--- start ---

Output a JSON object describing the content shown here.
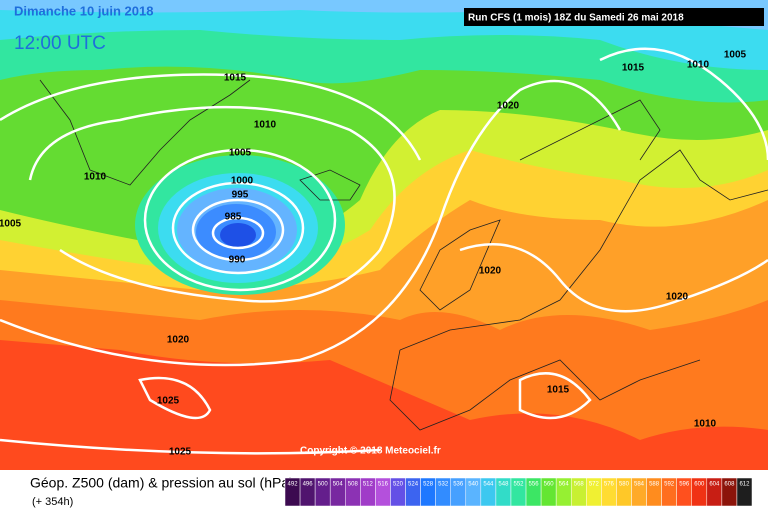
{
  "header": {
    "date": "Dimanche 10 juin 2018",
    "time": "12:00 UTC",
    "run": "Run CFS (1 mois) 18Z du Samedi 26 mai 2018"
  },
  "isobar_labels": [
    "1015",
    "1010",
    "1005",
    "1000",
    "995",
    "985",
    "990",
    "1010",
    "1005",
    "1020",
    "1025",
    "1025",
    "1020",
    "1015",
    "1010",
    "1005",
    "1020",
    "1020",
    "1015",
    "1010"
  ],
  "copyright": "Copyright © 2018 Meteociel.fr",
  "footer": {
    "title": "Géop. Z500 (dam) & pression au sol (hPa)",
    "lead": "(+ 354h)"
  },
  "legend": {
    "values": [
      492,
      496,
      500,
      504,
      508,
      512,
      516,
      520,
      524,
      528,
      532,
      536,
      540,
      544,
      548,
      552,
      556,
      560,
      564,
      568,
      572,
      576,
      580,
      584,
      588,
      592,
      596,
      600,
      604,
      608,
      612
    ]
  }
}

--- end ---

*Task*
Go through the listing above and write it out again exactly, dropping the pictures.

*The solution*
Output a JSON object describing the content shown here.
{
  "header": {
    "date": "Dimanche 10 juin 2018",
    "time": "12:00 UTC",
    "run": "Run CFS (1 mois) 18Z du Samedi 26 mai 2018"
  },
  "isobar_labels": [
    "1015",
    "1010",
    "1005",
    "1000",
    "995",
    "985",
    "990",
    "1010",
    "1005",
    "1020",
    "1025",
    "1025",
    "1020",
    "1015",
    "1010",
    "1005",
    "1020",
    "1020",
    "1015",
    "1010"
  ],
  "copyright": "Copyright © 2018 Meteociel.fr",
  "footer": {
    "title": "Géop. Z500 (dam) & pression au sol (hPa)",
    "lead": "(+ 354h)"
  },
  "legend": {
    "values": [
      492,
      496,
      500,
      504,
      508,
      512,
      516,
      520,
      524,
      528,
      532,
      536,
      540,
      544,
      548,
      552,
      556,
      560,
      564,
      568,
      572,
      576,
      580,
      584,
      588,
      592,
      596,
      600,
      604,
      608,
      612
    ]
  }
}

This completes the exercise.